▸ **DESCRIPTION OF THE TASK**:
Pick out each line of the records that includes the string "title", and copy it.

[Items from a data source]
# # #

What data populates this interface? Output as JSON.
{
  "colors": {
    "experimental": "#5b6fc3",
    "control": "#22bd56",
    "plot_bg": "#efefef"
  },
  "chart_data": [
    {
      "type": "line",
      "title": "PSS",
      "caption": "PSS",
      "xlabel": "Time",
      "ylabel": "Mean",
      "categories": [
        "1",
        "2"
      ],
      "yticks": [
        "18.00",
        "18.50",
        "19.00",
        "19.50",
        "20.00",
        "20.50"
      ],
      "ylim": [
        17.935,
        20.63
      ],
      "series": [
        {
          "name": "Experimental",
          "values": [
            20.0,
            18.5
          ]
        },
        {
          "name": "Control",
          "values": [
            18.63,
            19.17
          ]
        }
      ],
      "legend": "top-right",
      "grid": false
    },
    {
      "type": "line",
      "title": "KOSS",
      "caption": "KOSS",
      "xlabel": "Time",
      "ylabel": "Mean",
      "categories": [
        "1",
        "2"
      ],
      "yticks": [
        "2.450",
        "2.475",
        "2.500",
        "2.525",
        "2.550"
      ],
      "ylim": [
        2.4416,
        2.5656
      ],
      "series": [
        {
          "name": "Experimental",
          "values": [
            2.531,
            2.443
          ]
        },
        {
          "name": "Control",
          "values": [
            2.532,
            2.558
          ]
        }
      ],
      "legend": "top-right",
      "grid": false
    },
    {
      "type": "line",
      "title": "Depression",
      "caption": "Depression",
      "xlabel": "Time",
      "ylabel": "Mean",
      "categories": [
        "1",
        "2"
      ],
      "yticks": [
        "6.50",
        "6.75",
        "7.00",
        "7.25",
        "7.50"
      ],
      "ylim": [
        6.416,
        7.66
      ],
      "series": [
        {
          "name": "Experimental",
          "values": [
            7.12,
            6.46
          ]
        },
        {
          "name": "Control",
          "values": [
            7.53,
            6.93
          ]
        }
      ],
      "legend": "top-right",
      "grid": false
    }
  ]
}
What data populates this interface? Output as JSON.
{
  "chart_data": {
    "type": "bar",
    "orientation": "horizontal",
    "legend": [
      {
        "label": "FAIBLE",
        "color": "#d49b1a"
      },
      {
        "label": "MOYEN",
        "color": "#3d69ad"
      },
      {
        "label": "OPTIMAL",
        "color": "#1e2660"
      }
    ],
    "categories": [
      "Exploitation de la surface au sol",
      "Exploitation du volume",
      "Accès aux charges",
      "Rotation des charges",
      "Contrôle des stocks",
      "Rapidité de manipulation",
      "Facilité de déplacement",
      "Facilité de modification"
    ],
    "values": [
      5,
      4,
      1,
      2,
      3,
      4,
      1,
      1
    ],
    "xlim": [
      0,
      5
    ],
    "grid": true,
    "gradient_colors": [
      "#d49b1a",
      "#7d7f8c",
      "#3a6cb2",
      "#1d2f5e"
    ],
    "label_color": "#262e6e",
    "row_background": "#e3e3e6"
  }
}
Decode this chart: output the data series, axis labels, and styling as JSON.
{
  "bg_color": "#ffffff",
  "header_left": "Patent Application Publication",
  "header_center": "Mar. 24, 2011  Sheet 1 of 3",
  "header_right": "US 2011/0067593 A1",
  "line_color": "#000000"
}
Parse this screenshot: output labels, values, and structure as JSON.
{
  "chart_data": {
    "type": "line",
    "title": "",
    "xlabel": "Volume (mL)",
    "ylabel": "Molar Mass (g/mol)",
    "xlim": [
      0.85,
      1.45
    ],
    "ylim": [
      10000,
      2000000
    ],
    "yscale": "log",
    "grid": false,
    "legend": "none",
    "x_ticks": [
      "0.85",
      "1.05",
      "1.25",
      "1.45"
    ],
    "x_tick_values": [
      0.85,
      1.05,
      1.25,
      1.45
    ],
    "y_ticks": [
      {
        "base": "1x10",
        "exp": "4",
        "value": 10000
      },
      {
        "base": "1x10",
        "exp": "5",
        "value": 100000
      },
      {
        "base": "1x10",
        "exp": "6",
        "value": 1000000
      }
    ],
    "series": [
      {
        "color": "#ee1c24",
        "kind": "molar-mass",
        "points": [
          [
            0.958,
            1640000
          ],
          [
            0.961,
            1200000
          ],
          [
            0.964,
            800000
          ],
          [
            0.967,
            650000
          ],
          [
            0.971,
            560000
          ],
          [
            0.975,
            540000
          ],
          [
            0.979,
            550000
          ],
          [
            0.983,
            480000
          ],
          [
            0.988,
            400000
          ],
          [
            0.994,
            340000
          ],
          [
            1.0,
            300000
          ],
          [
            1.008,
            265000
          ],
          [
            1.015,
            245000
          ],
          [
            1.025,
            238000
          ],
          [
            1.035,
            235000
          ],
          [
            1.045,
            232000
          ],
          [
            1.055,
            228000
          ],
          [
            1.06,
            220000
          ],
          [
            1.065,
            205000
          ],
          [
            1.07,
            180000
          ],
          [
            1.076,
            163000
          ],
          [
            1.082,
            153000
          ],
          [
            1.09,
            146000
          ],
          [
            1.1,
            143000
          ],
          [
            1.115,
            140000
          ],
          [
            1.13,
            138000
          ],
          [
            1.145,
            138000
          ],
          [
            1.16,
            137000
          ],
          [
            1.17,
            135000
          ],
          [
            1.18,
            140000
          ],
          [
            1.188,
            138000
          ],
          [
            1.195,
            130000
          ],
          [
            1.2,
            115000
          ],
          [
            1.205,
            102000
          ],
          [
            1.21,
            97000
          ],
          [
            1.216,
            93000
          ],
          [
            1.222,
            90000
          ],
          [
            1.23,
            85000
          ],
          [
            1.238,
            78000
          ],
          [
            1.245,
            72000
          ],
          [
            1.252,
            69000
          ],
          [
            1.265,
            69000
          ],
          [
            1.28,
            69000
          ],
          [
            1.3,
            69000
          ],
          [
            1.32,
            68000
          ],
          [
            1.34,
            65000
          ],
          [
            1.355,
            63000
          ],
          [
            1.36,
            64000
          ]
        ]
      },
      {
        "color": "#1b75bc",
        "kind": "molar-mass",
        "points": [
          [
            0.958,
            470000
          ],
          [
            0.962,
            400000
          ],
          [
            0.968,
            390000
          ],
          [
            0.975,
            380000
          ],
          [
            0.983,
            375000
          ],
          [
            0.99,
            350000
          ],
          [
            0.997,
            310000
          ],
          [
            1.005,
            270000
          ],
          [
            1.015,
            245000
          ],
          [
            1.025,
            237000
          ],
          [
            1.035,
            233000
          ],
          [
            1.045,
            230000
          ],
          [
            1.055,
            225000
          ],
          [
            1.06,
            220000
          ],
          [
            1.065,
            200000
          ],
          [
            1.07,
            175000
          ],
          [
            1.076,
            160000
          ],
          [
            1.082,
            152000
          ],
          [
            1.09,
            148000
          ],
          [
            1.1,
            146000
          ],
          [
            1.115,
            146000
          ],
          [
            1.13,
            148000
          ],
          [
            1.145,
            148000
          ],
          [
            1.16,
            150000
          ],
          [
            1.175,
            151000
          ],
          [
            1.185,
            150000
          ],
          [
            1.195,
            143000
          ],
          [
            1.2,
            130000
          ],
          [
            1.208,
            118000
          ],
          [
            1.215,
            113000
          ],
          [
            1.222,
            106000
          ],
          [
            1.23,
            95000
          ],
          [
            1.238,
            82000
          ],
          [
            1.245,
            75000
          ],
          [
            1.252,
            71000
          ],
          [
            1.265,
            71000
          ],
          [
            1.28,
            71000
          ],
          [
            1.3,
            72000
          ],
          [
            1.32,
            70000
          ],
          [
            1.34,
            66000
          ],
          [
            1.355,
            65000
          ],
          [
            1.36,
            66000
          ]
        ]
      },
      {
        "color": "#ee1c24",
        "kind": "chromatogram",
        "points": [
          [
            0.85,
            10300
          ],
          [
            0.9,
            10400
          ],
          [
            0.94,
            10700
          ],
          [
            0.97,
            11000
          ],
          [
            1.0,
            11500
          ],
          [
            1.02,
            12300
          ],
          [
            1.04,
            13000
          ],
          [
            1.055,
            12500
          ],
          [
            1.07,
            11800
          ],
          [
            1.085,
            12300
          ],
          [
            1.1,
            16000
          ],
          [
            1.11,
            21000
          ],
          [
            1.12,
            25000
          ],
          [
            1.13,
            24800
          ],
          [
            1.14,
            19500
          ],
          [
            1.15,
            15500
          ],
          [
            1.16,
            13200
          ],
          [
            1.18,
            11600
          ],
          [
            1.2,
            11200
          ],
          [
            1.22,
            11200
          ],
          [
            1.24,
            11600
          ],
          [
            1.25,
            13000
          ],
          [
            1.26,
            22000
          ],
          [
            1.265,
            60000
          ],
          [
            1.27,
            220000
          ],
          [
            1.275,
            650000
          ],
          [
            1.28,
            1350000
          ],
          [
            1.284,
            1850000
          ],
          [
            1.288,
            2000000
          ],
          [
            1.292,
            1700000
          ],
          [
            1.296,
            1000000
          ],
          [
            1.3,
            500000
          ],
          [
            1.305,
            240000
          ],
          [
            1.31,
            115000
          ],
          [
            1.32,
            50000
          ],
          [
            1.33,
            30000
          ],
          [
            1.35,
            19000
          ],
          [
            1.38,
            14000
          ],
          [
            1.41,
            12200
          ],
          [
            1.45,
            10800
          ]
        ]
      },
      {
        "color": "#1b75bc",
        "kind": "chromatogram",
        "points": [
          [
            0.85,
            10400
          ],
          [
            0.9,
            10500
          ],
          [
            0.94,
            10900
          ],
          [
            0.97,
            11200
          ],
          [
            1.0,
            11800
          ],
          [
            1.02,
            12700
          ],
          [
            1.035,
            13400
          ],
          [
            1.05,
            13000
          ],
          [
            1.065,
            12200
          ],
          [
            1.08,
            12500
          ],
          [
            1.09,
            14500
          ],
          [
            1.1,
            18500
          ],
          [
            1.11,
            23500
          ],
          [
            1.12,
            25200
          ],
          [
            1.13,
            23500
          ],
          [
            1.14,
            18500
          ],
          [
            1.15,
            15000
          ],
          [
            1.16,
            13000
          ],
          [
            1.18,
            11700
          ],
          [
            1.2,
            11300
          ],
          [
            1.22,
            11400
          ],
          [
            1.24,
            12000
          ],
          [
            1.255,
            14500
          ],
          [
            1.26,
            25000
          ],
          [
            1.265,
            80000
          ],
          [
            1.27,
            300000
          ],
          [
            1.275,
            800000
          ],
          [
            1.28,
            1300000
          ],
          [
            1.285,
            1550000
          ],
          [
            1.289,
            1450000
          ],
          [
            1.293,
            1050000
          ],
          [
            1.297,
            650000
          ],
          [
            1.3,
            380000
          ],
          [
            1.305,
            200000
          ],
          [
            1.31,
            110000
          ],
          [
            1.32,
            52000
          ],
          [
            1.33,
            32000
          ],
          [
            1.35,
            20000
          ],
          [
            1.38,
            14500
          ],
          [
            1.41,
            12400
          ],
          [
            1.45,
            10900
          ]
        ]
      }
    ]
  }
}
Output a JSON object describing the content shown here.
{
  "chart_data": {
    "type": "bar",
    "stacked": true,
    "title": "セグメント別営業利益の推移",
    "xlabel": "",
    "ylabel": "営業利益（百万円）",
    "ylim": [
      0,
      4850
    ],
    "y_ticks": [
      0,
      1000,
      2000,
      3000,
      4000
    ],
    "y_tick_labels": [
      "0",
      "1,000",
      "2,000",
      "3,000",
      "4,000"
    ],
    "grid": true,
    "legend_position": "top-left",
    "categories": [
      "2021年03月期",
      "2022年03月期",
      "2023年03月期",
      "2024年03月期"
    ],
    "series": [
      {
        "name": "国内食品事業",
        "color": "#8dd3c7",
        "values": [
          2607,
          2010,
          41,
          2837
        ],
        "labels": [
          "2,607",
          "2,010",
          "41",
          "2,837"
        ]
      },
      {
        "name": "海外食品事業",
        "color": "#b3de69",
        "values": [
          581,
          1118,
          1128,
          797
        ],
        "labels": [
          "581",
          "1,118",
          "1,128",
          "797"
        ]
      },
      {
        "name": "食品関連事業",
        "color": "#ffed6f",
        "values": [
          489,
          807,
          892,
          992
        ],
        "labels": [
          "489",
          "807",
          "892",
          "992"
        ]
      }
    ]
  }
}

# # #

▸ **RESPONSE FOR THIS EXERCISE**:
      "title": "PSS",
      "title": "KOSS",
      "title": "Depression",
    "title": "",
    "title": "セグメント別営業利益の推移",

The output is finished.